EXERCISE DETAILS: Look over the entries that follow and work out how many lines contain "baseline". State the number only.

RECORDS SHOWN:
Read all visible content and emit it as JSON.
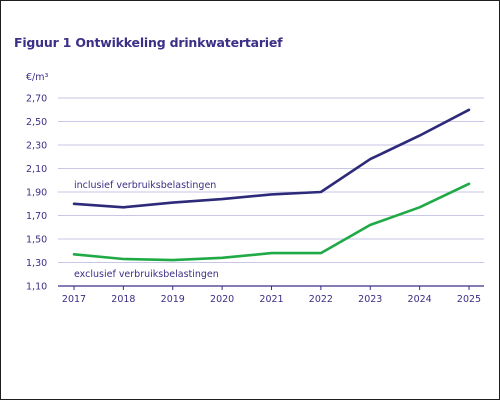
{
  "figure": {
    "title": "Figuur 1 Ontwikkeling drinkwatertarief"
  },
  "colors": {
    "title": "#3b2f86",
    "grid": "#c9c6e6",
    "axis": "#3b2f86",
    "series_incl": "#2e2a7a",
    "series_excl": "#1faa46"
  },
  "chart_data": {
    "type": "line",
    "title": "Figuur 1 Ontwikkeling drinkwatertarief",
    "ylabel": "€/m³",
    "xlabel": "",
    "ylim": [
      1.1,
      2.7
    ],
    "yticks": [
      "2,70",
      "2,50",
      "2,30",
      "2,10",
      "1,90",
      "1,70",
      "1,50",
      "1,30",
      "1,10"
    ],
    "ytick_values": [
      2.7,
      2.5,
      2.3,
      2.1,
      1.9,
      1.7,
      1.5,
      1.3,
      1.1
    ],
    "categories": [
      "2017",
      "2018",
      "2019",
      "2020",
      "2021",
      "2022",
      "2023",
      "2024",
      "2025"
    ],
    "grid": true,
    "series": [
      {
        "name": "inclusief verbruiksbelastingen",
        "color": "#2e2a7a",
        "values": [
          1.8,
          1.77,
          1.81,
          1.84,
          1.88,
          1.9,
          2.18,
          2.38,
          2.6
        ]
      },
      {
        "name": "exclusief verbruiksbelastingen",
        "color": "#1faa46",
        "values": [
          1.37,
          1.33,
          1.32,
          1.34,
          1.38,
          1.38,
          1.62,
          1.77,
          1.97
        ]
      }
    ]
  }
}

* * *

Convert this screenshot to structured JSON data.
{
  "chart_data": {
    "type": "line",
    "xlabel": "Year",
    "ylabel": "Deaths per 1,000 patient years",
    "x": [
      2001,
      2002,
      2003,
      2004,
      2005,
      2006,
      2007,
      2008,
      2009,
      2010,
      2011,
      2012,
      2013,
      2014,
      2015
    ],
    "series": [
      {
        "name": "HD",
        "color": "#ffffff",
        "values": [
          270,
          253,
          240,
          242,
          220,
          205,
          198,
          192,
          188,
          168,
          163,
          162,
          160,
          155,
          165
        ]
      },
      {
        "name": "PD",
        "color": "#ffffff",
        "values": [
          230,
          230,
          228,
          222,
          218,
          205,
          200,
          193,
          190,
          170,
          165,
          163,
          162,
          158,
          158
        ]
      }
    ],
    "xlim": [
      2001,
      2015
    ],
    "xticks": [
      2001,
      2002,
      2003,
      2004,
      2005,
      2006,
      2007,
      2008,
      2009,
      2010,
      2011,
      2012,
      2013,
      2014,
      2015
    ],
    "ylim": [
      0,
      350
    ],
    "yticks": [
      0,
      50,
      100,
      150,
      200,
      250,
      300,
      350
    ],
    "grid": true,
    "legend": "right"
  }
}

* * *

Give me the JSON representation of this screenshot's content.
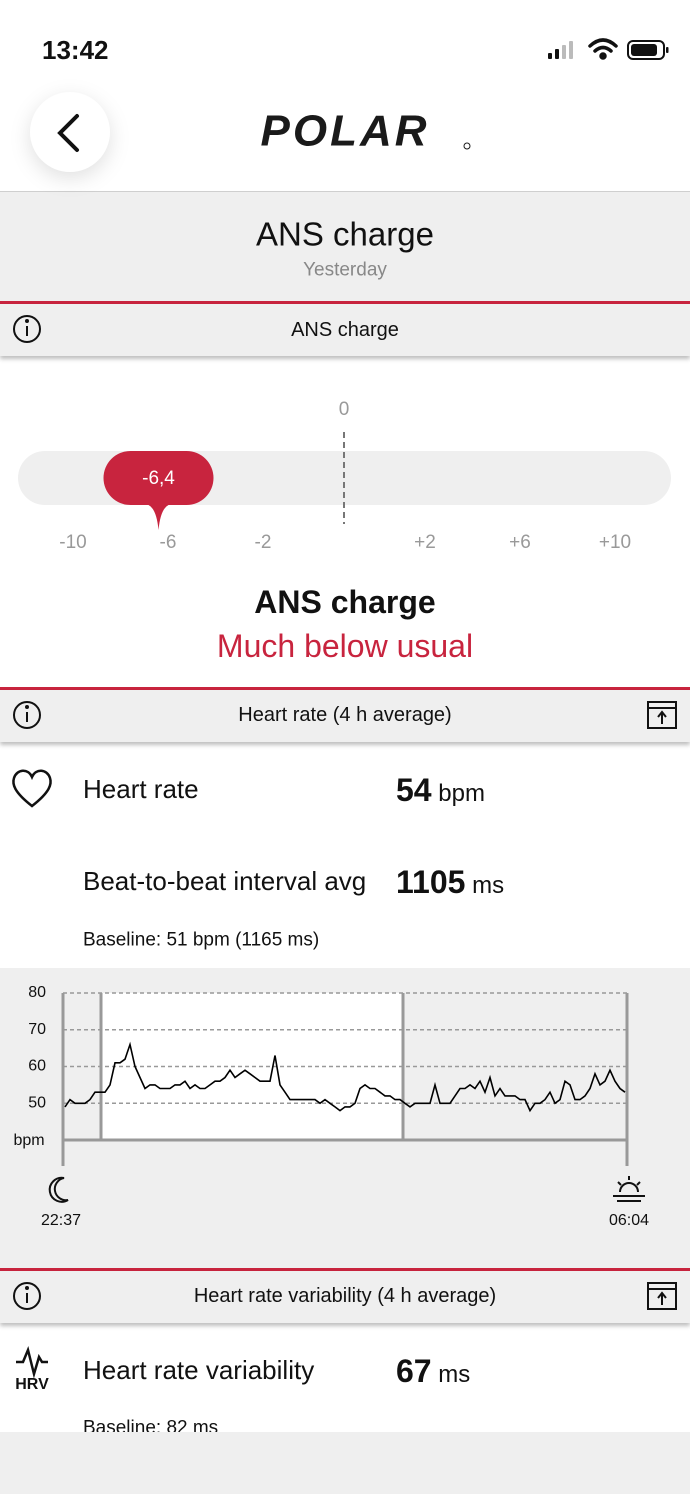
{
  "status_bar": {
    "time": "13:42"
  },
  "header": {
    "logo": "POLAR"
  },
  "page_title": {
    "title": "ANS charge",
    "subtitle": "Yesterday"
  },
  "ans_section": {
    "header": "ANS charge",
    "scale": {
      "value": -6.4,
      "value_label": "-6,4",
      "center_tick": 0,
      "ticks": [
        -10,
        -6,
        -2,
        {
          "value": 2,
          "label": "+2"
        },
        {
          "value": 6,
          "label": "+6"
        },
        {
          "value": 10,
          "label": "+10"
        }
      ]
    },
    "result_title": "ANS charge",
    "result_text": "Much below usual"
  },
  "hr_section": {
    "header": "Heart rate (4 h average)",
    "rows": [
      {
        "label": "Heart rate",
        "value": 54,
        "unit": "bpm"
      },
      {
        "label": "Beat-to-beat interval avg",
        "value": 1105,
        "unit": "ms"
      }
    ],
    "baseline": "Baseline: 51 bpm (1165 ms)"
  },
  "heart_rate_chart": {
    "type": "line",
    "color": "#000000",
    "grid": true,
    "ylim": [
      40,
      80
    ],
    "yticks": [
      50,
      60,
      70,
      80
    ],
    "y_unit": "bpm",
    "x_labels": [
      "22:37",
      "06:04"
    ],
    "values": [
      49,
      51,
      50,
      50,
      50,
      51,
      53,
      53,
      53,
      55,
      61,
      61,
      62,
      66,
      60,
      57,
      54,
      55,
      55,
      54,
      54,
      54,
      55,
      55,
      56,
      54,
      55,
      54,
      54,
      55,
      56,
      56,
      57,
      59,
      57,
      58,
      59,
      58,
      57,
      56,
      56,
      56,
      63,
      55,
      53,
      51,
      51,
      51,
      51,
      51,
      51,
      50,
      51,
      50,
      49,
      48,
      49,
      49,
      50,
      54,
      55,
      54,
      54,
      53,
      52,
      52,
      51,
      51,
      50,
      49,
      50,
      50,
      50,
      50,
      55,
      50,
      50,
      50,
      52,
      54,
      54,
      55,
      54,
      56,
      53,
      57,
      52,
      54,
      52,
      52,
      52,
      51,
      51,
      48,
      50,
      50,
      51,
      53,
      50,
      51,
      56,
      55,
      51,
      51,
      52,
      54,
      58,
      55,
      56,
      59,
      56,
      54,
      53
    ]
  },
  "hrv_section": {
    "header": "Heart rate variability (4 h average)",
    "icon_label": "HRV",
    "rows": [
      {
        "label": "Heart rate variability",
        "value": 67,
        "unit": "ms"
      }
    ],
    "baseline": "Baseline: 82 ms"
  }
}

RESPONSE TO THE TASK: 2